SHORT PROBLEM:
Pull out every line with the word "content" from the entries below.

#### LISTING

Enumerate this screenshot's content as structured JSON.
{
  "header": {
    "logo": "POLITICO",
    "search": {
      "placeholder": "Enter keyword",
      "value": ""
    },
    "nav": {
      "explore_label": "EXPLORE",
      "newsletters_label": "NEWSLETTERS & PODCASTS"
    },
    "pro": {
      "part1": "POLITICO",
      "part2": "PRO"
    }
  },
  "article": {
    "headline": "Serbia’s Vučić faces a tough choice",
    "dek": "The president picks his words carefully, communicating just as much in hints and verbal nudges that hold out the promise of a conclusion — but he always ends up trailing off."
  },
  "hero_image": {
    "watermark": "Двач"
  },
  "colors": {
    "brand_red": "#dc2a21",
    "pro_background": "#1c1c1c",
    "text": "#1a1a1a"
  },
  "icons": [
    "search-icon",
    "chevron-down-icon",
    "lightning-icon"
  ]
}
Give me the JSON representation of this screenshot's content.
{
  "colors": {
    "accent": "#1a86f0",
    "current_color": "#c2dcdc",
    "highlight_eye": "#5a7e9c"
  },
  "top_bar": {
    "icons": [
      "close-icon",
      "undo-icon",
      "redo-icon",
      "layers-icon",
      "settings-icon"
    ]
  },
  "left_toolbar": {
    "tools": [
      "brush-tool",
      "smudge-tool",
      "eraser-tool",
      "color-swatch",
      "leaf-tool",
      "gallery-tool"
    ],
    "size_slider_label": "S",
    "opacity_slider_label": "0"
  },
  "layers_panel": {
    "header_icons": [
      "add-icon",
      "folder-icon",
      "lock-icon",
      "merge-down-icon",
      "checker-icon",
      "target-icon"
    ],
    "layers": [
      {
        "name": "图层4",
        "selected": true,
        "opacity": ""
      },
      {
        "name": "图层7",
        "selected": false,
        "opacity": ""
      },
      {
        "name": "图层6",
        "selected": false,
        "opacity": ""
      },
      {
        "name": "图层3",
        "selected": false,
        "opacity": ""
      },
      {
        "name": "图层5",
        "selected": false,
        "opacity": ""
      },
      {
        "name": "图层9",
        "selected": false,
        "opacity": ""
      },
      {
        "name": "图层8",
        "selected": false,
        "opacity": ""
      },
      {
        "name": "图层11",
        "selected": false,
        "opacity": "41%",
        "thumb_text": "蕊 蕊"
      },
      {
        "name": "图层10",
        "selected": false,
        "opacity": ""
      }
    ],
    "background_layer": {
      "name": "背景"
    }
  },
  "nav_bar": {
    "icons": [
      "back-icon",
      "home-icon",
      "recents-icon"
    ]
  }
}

########

EXERCISE ANSWER:
Enumerate this screenshot's content as structured JSON.
Give me the JSON representation of this screenshot's content.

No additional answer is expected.